--- begin RECORDS TO PROCESS ---
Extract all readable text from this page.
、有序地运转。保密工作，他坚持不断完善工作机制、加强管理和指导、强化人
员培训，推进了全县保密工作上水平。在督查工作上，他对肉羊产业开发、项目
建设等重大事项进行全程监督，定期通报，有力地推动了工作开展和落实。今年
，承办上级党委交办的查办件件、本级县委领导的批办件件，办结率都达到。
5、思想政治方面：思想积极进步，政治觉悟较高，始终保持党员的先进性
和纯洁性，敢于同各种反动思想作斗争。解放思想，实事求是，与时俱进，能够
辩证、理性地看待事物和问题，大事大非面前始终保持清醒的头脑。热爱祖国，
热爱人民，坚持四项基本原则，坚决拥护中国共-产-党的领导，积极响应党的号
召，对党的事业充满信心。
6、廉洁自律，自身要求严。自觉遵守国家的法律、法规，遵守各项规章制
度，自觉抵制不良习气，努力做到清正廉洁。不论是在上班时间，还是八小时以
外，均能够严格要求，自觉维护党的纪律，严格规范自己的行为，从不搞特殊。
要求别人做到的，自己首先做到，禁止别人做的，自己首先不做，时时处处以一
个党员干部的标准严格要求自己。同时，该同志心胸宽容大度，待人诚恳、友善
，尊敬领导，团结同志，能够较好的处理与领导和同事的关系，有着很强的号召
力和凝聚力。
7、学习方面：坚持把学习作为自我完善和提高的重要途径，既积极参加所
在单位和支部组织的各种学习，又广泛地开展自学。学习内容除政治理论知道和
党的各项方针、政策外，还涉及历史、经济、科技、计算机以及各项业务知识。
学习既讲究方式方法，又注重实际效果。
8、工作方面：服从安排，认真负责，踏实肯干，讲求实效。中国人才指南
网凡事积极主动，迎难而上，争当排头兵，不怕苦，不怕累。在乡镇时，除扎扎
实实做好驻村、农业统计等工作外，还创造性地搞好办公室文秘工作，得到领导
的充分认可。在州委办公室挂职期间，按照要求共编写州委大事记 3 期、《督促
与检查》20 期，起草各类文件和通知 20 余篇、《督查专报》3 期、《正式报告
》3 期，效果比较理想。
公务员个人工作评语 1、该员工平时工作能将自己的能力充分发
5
--- end RECORDS TO PROCESS ---
--- begin RECORDS TO PROCESS ---
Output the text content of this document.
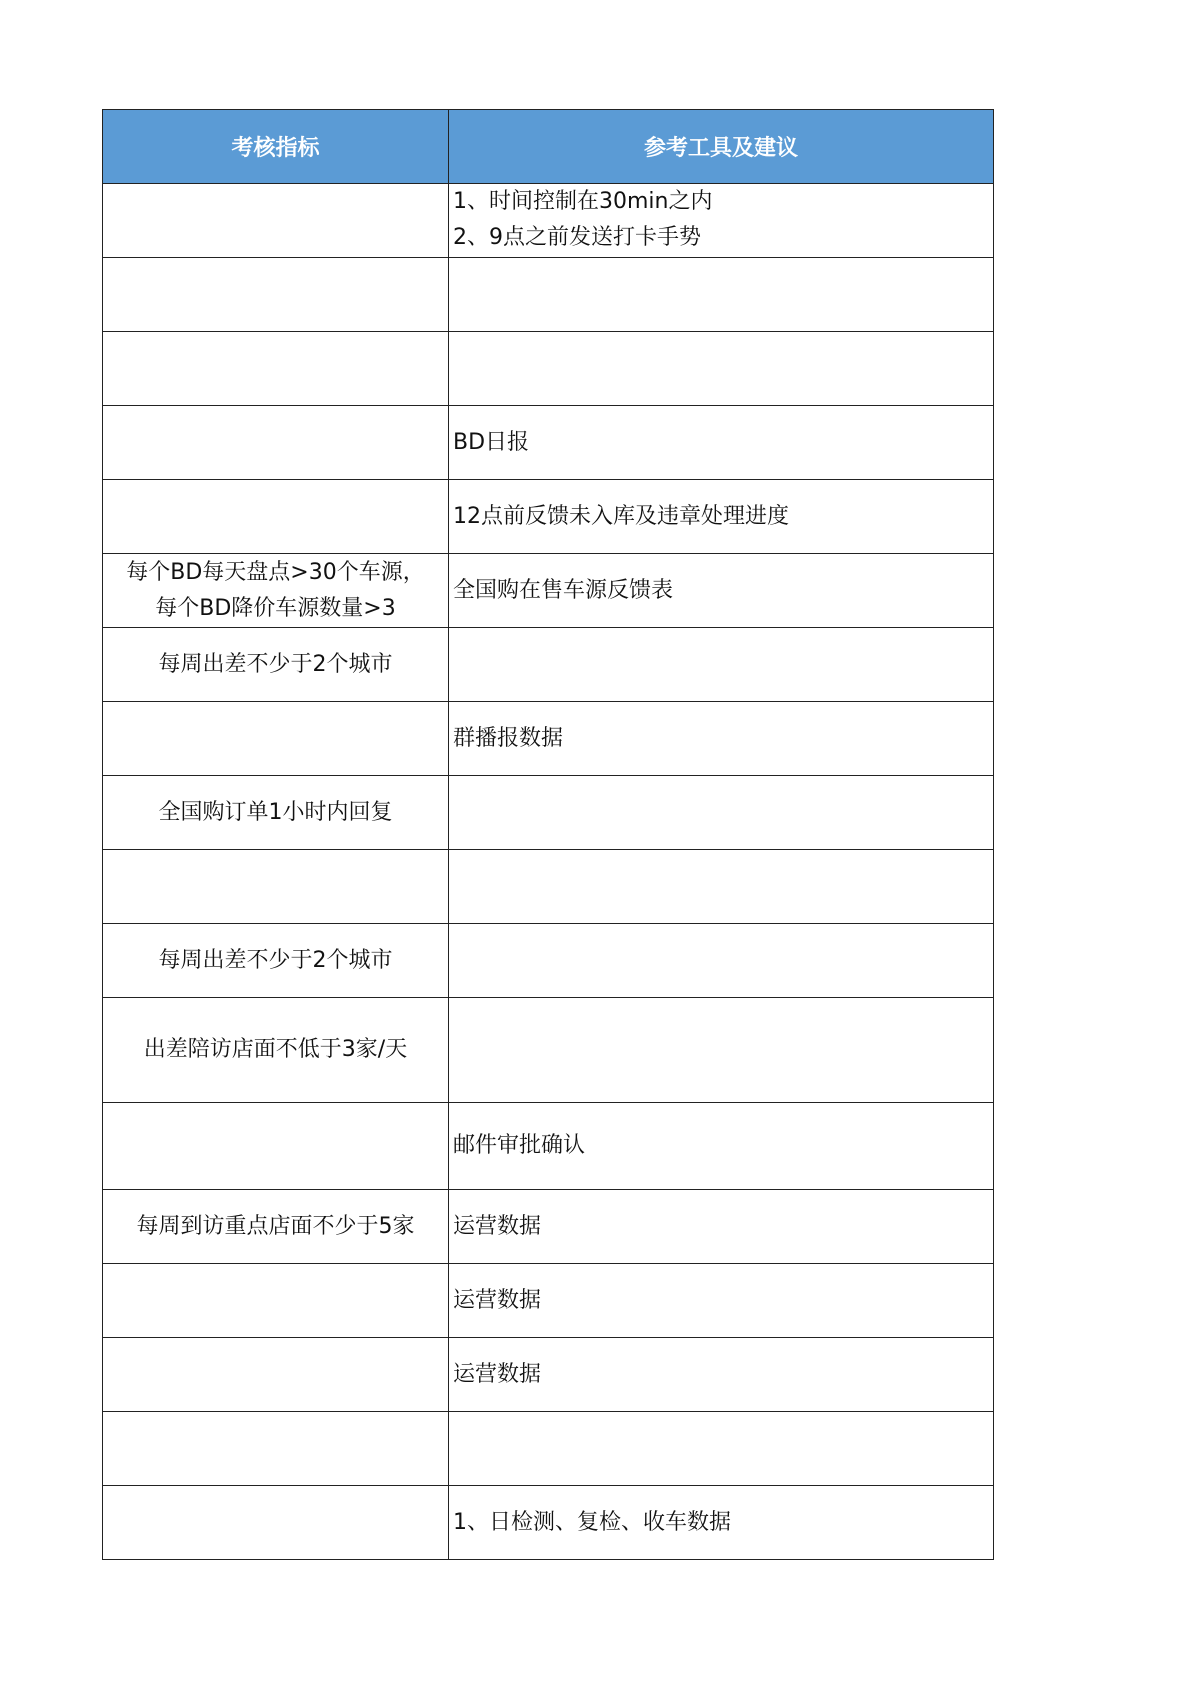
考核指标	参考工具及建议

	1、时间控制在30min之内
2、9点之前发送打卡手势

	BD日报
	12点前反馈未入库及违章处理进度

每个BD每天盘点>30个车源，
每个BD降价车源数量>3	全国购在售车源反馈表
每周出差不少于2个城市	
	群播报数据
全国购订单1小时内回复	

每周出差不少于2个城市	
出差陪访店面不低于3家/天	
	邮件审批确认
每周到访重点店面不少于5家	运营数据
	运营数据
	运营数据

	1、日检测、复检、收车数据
--- end RECORDS TO PROCESS ---
- **WHAT YOU SHOULD DO**
What is the number of lines in the data holding the word "this"? Reply with that number only.

- **TASK SOLUTION**
2